→ AIM
Filter this data down to the lines that hold "JSON", and copy them.

→ PROVIDED DATA
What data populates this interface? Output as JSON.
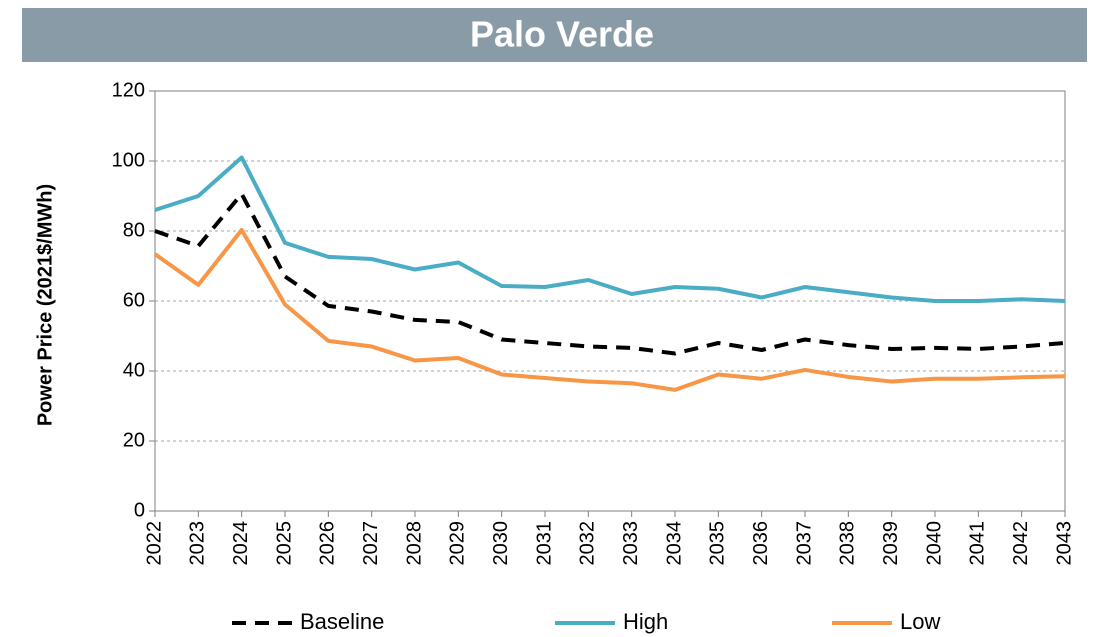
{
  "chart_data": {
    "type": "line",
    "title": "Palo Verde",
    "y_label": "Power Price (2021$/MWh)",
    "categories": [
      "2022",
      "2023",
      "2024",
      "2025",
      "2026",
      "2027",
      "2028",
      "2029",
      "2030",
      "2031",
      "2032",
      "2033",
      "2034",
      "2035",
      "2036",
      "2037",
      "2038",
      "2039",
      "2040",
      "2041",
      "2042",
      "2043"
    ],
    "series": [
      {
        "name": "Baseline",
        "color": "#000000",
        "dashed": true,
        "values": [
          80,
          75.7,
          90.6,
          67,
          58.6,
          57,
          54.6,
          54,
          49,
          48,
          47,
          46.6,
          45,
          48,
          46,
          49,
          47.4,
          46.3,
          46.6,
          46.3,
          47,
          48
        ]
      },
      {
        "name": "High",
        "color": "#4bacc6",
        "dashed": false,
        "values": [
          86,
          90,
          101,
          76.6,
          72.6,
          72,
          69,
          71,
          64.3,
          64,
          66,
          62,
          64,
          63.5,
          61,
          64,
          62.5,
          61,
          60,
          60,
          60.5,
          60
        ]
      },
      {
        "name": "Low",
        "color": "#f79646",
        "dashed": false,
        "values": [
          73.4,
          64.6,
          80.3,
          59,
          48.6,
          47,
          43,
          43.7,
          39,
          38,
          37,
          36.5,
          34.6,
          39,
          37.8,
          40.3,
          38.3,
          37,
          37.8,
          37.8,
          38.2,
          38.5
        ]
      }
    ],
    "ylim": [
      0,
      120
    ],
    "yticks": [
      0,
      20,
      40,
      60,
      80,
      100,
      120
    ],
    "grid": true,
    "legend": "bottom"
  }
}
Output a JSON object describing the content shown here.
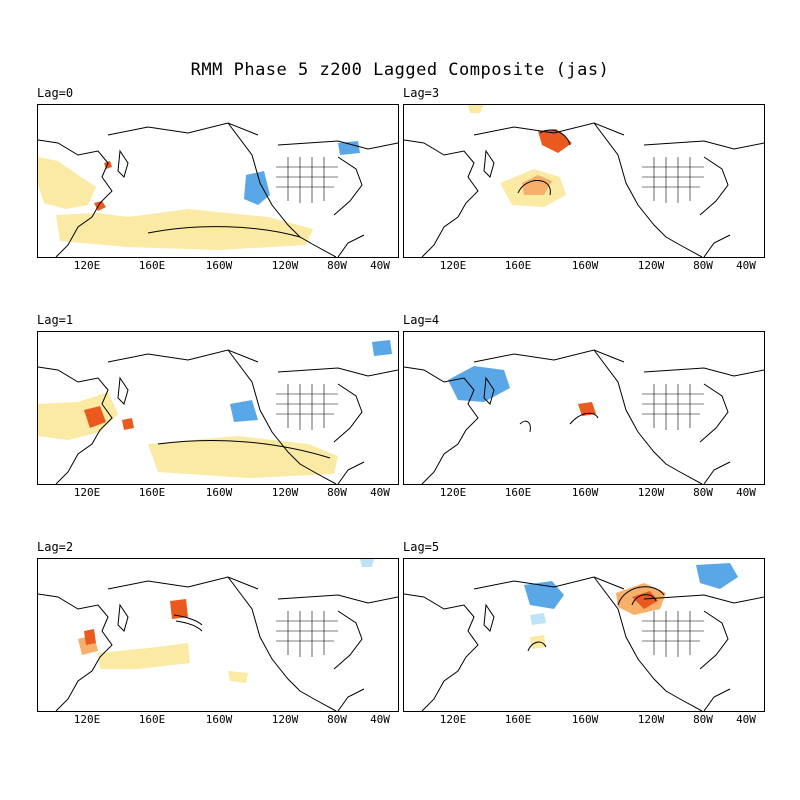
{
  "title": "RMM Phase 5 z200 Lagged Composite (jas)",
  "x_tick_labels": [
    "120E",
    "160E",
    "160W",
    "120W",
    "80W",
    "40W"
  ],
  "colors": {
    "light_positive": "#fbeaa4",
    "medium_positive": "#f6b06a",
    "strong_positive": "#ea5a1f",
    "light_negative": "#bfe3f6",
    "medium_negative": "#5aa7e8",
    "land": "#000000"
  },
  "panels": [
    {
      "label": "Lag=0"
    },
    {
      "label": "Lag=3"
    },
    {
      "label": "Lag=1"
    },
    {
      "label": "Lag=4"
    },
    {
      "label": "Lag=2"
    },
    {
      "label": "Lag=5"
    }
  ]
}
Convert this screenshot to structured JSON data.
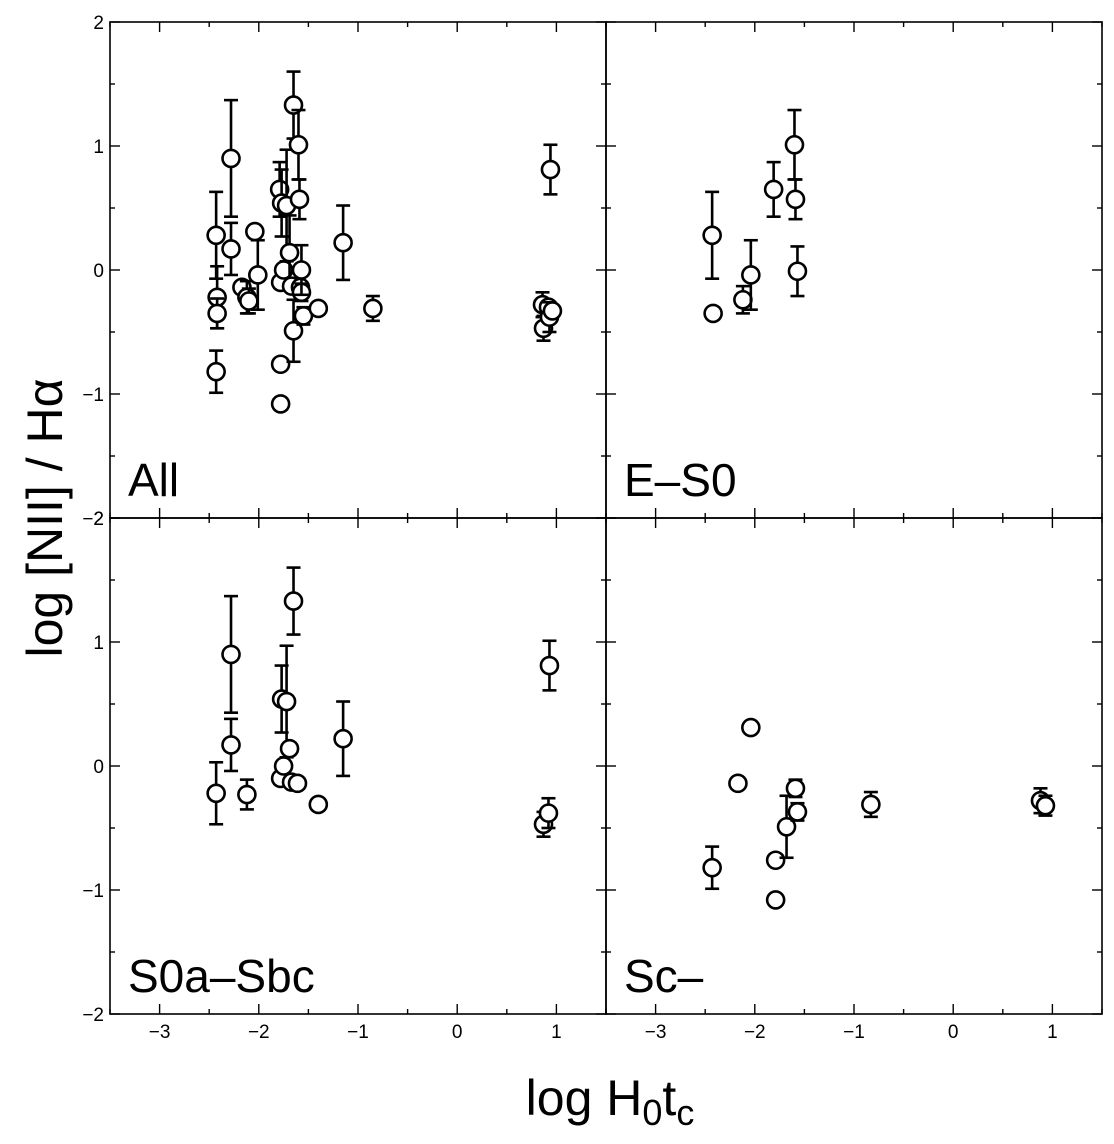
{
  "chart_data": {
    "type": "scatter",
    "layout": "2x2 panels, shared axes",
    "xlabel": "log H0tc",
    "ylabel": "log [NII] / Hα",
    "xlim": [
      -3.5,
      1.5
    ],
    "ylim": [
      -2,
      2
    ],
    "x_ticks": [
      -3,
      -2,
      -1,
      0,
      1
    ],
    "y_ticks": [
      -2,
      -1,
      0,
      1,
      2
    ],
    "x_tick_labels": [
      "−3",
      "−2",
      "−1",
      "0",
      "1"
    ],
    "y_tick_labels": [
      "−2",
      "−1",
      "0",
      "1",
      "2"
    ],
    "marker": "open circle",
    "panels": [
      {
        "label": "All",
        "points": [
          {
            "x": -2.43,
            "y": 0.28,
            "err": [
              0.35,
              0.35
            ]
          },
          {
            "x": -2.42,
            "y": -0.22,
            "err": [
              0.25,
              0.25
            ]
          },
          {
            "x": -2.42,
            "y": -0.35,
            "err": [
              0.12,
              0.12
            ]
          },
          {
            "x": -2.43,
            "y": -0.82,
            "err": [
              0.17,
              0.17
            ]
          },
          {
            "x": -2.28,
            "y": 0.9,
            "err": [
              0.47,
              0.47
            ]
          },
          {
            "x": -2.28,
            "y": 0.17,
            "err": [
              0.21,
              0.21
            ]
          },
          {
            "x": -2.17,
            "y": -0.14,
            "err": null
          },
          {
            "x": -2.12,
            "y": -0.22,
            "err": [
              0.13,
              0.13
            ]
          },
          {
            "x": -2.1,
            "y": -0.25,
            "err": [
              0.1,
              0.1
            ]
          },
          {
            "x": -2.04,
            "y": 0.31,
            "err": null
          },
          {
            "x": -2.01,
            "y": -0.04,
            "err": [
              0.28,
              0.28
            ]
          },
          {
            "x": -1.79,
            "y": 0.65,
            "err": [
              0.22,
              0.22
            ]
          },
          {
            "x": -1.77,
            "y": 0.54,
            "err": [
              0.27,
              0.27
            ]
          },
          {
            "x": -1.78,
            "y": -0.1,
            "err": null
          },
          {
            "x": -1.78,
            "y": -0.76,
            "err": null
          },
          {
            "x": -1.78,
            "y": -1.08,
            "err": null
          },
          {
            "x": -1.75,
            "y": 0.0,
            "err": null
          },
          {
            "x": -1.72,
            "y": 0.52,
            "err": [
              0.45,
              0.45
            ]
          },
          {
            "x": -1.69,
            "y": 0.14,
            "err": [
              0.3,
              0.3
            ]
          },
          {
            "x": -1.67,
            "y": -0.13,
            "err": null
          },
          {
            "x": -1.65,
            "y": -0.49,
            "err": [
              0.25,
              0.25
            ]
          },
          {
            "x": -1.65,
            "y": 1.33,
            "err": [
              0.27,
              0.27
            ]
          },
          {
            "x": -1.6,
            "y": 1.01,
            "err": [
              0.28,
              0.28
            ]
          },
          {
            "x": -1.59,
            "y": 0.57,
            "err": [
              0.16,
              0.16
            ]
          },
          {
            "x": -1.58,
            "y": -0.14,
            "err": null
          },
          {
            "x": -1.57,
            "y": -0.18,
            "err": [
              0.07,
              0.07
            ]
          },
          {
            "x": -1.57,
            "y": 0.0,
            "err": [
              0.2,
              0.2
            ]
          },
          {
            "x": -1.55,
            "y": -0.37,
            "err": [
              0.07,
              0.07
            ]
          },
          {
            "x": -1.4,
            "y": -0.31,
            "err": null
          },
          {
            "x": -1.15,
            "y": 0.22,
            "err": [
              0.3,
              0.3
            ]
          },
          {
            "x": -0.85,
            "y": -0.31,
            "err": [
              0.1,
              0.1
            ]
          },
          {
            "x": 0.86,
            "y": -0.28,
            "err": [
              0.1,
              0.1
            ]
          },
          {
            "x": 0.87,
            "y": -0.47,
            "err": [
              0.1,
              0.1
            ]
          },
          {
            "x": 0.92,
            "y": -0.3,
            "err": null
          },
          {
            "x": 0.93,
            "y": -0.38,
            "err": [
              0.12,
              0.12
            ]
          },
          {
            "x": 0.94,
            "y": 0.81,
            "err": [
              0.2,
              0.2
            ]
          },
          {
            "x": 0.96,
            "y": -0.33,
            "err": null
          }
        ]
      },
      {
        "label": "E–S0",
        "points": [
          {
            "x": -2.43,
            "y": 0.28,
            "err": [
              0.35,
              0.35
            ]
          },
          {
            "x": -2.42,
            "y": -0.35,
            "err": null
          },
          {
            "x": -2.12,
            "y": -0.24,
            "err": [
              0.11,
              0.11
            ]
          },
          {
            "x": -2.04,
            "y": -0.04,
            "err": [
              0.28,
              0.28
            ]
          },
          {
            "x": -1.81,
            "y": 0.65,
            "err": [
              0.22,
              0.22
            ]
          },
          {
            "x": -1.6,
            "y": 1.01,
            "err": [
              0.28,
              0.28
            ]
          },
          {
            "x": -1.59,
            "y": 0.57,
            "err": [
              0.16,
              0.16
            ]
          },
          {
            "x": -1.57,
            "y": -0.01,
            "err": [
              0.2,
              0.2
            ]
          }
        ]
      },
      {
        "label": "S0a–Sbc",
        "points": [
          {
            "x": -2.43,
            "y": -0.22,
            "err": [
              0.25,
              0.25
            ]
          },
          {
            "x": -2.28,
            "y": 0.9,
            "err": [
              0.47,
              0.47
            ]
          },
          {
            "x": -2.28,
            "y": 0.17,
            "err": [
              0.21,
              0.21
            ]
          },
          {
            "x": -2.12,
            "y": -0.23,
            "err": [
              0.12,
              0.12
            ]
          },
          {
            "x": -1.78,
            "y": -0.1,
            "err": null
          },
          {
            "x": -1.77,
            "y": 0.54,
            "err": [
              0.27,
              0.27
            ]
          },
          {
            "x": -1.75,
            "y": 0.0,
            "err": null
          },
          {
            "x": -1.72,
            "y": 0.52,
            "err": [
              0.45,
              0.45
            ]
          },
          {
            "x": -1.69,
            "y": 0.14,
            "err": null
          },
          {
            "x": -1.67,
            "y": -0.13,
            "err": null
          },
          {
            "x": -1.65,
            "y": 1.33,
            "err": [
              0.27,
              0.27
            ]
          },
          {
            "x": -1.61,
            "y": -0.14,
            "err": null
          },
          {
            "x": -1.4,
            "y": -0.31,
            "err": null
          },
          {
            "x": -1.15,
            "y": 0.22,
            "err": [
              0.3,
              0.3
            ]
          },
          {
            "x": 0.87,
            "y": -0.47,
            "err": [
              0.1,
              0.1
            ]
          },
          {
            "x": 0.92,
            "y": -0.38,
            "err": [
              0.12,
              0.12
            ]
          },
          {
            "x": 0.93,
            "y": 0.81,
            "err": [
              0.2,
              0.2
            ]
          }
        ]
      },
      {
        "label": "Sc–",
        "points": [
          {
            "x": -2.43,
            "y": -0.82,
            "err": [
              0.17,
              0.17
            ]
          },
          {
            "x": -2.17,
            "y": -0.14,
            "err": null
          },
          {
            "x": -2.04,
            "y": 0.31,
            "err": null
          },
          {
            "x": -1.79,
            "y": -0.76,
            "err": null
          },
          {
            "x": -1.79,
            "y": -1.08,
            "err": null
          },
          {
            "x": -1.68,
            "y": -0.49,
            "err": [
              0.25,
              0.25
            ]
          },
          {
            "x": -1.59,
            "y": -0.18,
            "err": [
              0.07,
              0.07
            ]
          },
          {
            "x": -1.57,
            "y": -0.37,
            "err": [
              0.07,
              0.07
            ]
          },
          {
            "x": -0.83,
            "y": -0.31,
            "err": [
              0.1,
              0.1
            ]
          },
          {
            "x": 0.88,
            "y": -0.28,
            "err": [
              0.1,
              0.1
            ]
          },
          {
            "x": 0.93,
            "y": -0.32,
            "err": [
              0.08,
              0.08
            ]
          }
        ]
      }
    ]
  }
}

→ SOLUTION TO THIS TASK
What data populates this interface? Output as JSON.
Output a JSON object describing the content shown here.
Convert this screenshot to structured JSON data.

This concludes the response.